**Your goal:** Gather, from the listing beneath this task, every line holding the string "зависимости".

**Extracted data entries:**
-=-=-

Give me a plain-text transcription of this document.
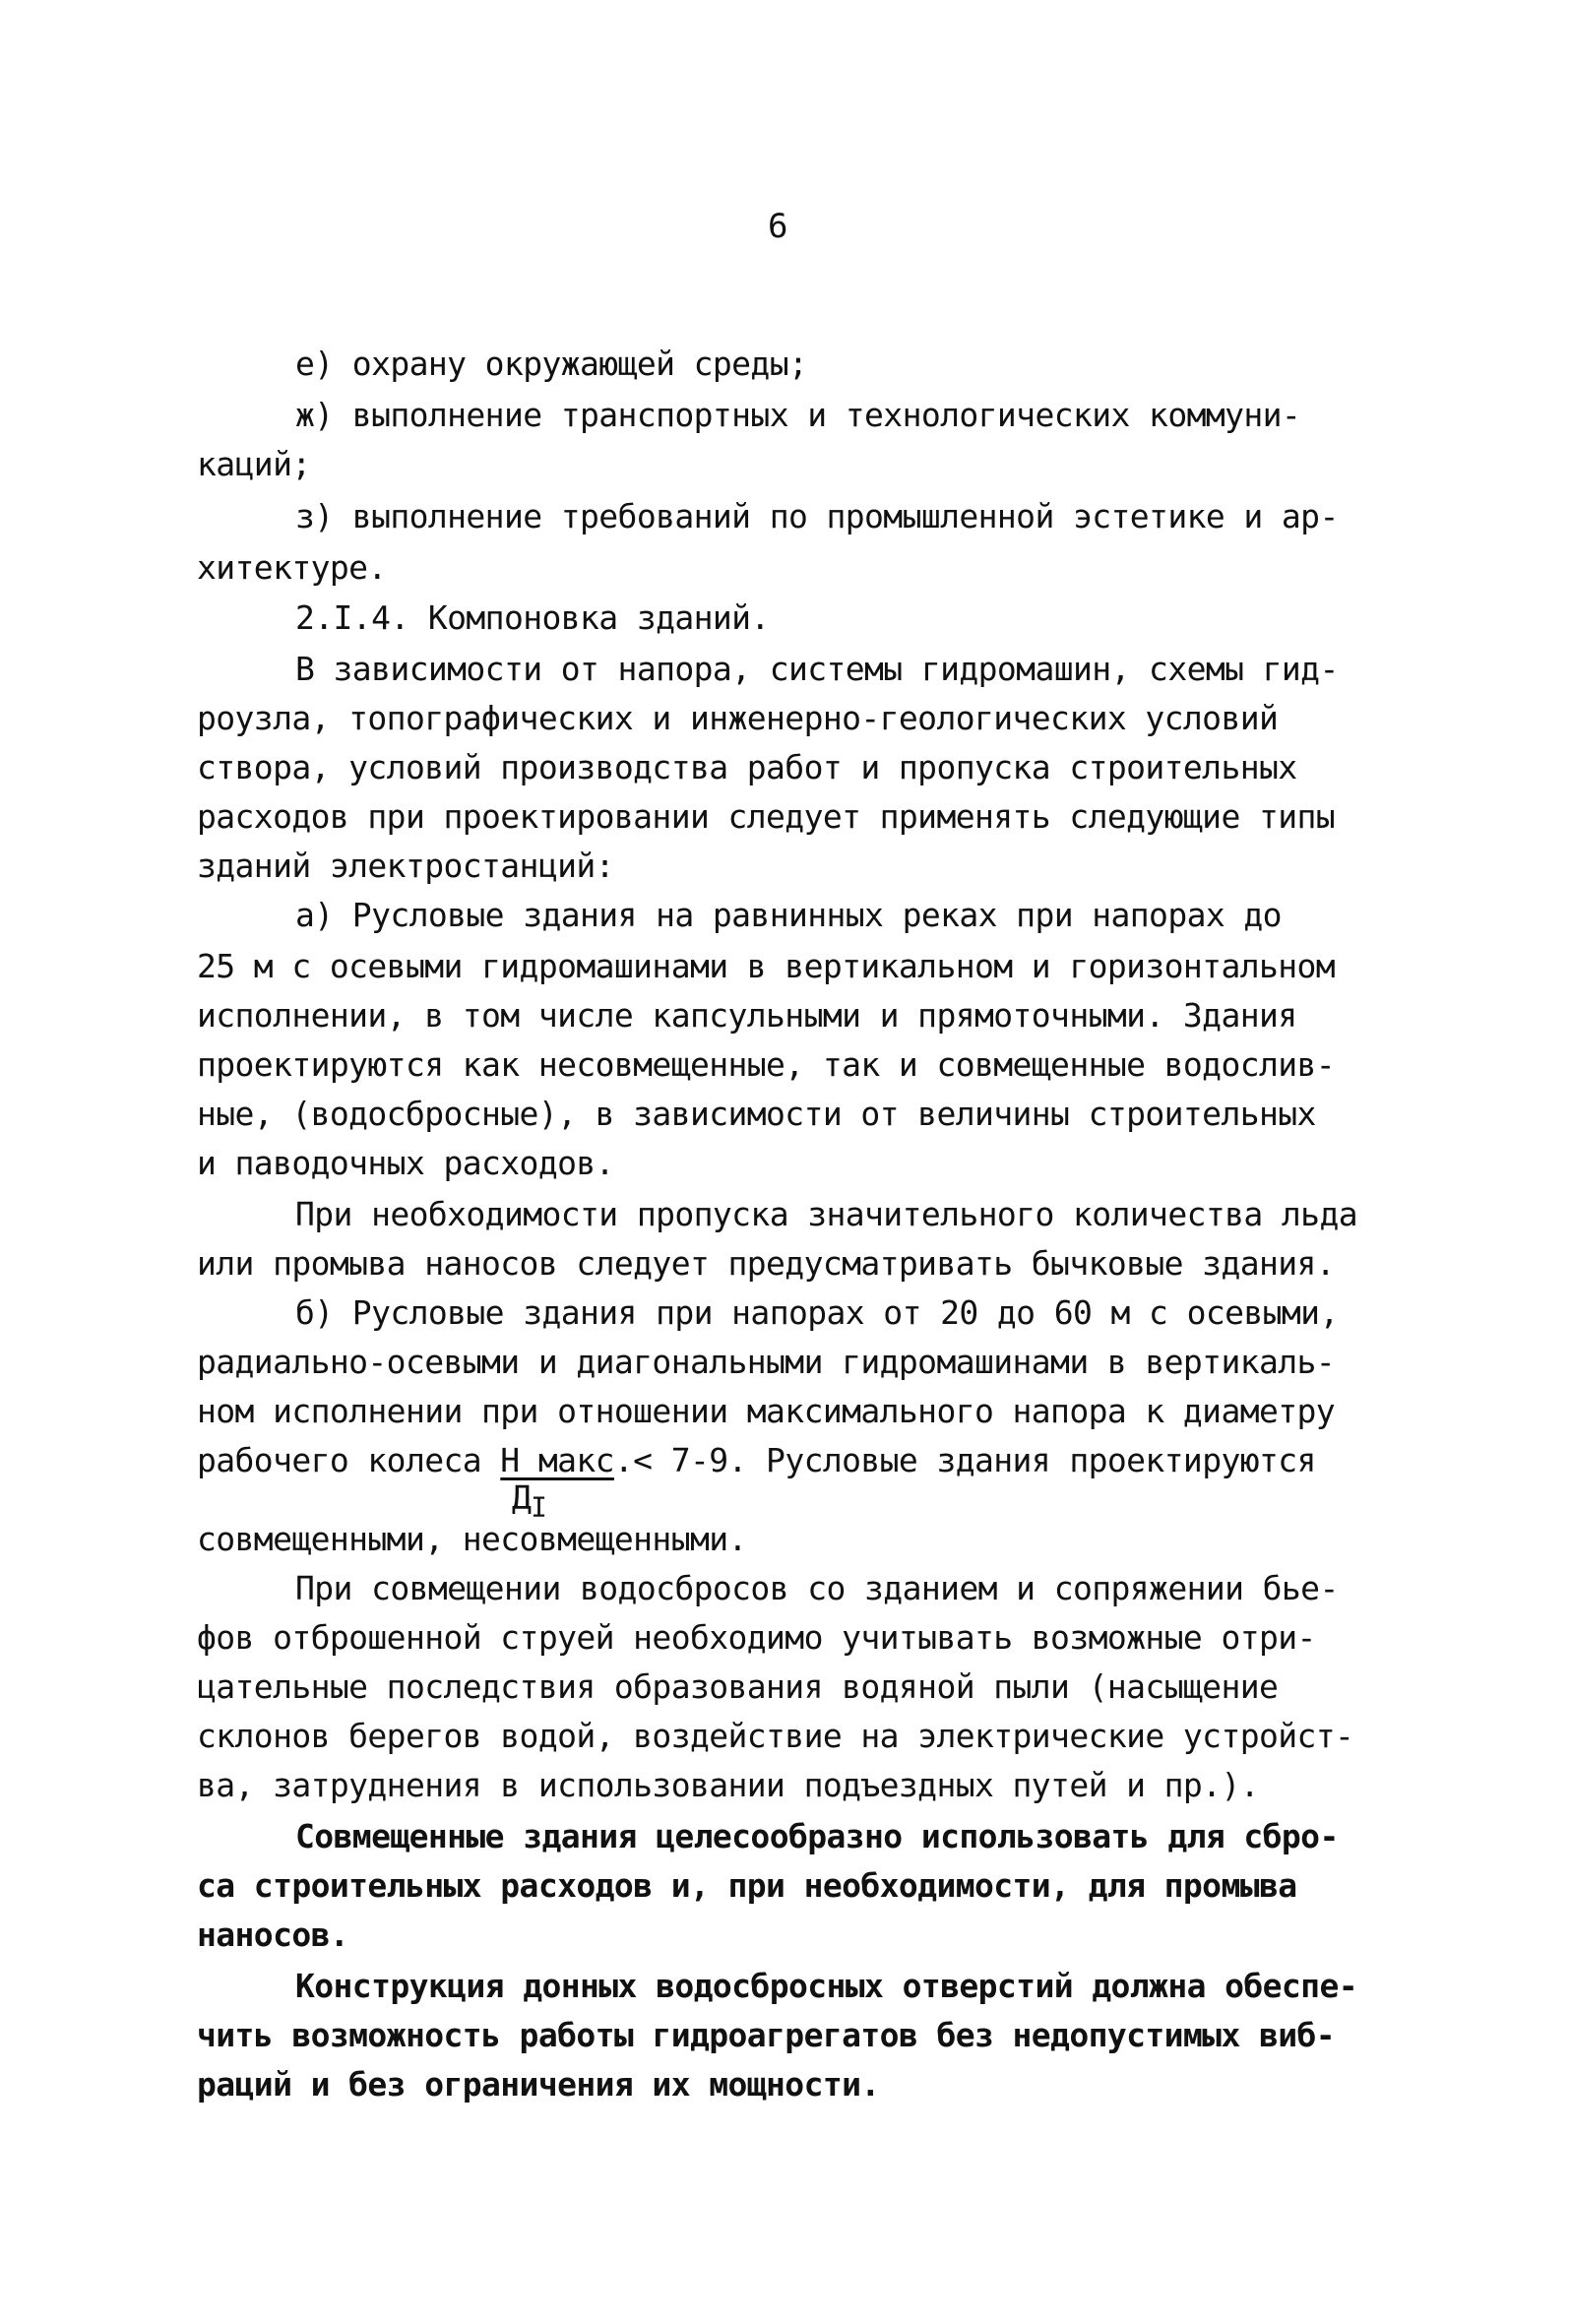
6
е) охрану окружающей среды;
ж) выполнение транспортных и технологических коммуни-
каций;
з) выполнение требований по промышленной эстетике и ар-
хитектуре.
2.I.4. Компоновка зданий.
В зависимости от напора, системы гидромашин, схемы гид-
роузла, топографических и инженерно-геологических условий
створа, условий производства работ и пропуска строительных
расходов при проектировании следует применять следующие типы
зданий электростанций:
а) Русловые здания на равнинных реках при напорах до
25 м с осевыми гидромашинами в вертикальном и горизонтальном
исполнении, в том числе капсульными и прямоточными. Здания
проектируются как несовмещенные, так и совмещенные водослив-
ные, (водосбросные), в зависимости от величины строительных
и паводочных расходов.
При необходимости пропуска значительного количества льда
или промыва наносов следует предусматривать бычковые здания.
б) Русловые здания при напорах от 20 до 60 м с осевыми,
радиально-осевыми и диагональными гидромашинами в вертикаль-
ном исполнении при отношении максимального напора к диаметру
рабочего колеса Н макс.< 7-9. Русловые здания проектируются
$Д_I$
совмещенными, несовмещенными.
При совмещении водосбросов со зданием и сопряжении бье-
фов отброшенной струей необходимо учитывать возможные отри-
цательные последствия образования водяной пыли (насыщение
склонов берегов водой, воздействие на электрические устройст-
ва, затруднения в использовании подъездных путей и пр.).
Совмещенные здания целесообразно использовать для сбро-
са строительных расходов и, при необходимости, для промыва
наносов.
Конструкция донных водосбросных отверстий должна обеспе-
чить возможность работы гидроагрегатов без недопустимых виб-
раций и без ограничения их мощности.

-=-=-

**Output of the exercise:**
В зависимости от напора, системы гидромашин, схемы гид-
ные, (водосбросные), в зависимости от величины строительных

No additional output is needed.